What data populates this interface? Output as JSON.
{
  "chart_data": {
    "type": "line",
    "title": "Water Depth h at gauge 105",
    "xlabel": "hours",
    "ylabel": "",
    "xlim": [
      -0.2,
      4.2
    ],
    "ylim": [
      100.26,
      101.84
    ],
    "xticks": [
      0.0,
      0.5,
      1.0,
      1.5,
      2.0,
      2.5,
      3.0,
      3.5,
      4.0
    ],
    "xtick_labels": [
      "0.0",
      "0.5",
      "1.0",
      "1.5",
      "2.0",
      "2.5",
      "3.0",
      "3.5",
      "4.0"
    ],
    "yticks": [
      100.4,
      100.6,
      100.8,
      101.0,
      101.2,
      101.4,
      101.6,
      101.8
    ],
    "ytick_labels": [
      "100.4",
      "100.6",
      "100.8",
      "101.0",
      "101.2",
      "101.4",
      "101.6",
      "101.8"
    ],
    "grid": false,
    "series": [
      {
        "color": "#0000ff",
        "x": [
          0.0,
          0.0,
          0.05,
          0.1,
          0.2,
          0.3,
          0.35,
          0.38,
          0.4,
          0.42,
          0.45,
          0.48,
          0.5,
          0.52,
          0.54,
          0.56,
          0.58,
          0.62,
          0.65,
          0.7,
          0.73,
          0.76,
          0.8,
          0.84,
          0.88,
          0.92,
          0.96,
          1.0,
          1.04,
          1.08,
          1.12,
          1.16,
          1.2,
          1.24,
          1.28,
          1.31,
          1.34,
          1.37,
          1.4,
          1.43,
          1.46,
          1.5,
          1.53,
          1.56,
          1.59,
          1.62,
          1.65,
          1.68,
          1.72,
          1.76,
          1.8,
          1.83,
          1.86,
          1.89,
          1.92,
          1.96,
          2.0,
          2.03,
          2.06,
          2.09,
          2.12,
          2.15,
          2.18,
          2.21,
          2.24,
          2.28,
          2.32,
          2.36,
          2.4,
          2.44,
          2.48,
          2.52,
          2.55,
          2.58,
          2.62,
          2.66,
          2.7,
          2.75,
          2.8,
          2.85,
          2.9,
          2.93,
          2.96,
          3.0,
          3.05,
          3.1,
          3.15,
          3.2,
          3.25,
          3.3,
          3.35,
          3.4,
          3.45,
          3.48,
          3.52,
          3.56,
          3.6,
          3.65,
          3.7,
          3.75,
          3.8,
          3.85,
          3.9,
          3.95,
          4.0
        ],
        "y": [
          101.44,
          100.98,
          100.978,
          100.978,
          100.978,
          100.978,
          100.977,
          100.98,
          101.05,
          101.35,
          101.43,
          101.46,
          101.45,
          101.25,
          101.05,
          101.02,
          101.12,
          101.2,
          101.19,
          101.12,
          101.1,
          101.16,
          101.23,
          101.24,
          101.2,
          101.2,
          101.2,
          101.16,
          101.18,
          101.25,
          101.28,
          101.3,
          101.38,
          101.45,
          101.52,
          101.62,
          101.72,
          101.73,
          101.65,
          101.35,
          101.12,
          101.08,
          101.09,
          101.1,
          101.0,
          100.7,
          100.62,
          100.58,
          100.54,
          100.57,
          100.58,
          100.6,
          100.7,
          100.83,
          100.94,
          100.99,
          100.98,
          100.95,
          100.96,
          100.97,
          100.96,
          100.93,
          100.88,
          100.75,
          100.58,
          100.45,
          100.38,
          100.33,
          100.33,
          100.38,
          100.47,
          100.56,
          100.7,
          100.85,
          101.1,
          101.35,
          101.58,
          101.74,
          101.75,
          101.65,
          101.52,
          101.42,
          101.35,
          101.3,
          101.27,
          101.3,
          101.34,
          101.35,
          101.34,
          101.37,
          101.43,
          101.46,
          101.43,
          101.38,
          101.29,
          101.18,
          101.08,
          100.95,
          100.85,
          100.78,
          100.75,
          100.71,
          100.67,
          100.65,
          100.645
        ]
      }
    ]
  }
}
******
* **Work to be completed**
Please restate the records in full, word for word.

* **Answer to this problem**
What data populates this interface? Output as JSON.
{
  "chart_data": {
    "type": "line",
    "title": "Water Depth h at gauge 105",
    "xlabel": "hours",
    "ylabel": "",
    "xlim": [
      -0.2,
      4.2
    ],
    "ylim": [
      100.26,
      101.84
    ],
    "xticks": [
      0.0,
      0.5,
      1.0,
      1.5,
      2.0,
      2.5,
      3.0,
      3.5,
      4.0
    ],
    "xtick_labels": [
      "0.0",
      "0.5",
      "1.0",
      "1.5",
      "2.0",
      "2.5",
      "3.0",
      "3.5",
      "4.0"
    ],
    "yticks": [
      100.4,
      100.6,
      100.8,
      101.0,
      101.2,
      101.4,
      101.6,
      101.8
    ],
    "ytick_labels": [
      "100.4",
      "100.6",
      "100.8",
      "101.0",
      "101.2",
      "101.4",
      "101.6",
      "101.8"
    ],
    "grid": false,
    "series": [
      {
        "color": "#0000ff",
        "x": [
          0.0,
          0.0,
          0.05,
          0.1,
          0.2,
          0.3,
          0.35,
          0.38,
          0.4,
          0.42,
          0.45,
          0.48,
          0.5,
          0.52,
          0.54,
          0.56,
          0.58,
          0.62,
          0.65,
          0.7,
          0.73,
          0.76,
          0.8,
          0.84,
          0.88,
          0.92,
          0.96,
          1.0,
          1.04,
          1.08,
          1.12,
          1.16,
          1.2,
          1.24,
          1.28,
          1.31,
          1.34,
          1.37,
          1.4,
          1.43,
          1.46,
          1.5,
          1.53,
          1.56,
          1.59,
          1.62,
          1.65,
          1.68,
          1.72,
          1.76,
          1.8,
          1.83,
          1.86,
          1.89,
          1.92,
          1.96,
          2.0,
          2.03,
          2.06,
          2.09,
          2.12,
          2.15,
          2.18,
          2.21,
          2.24,
          2.28,
          2.32,
          2.36,
          2.4,
          2.44,
          2.48,
          2.52,
          2.55,
          2.58,
          2.62,
          2.66,
          2.7,
          2.75,
          2.8,
          2.85,
          2.9,
          2.93,
          2.96,
          3.0,
          3.05,
          3.1,
          3.15,
          3.2,
          3.25,
          3.3,
          3.35,
          3.4,
          3.45,
          3.48,
          3.52,
          3.56,
          3.6,
          3.65,
          3.7,
          3.75,
          3.8,
          3.85,
          3.9,
          3.95,
          4.0
        ],
        "y": [
          101.44,
          100.98,
          100.978,
          100.978,
          100.978,
          100.978,
          100.977,
          100.98,
          101.05,
          101.35,
          101.43,
          101.46,
          101.45,
          101.25,
          101.05,
          101.02,
          101.12,
          101.2,
          101.19,
          101.12,
          101.1,
          101.16,
          101.23,
          101.24,
          101.2,
          101.2,
          101.2,
          101.16,
          101.18,
          101.25,
          101.28,
          101.3,
          101.38,
          101.45,
          101.52,
          101.62,
          101.72,
          101.73,
          101.65,
          101.35,
          101.12,
          101.08,
          101.09,
          101.1,
          101.0,
          100.7,
          100.62,
          100.58,
          100.54,
          100.57,
          100.58,
          100.6,
          100.7,
          100.83,
          100.94,
          100.99,
          100.98,
          100.95,
          100.96,
          100.97,
          100.96,
          100.93,
          100.88,
          100.75,
          100.58,
          100.45,
          100.38,
          100.33,
          100.33,
          100.38,
          100.47,
          100.56,
          100.7,
          100.85,
          101.1,
          101.35,
          101.58,
          101.74,
          101.75,
          101.65,
          101.52,
          101.42,
          101.35,
          101.3,
          101.27,
          101.3,
          101.34,
          101.35,
          101.34,
          101.37,
          101.43,
          101.46,
          101.43,
          101.38,
          101.29,
          101.18,
          101.08,
          100.95,
          100.85,
          100.78,
          100.75,
          100.71,
          100.67,
          100.65,
          100.645
        ]
      }
    ]
  }
}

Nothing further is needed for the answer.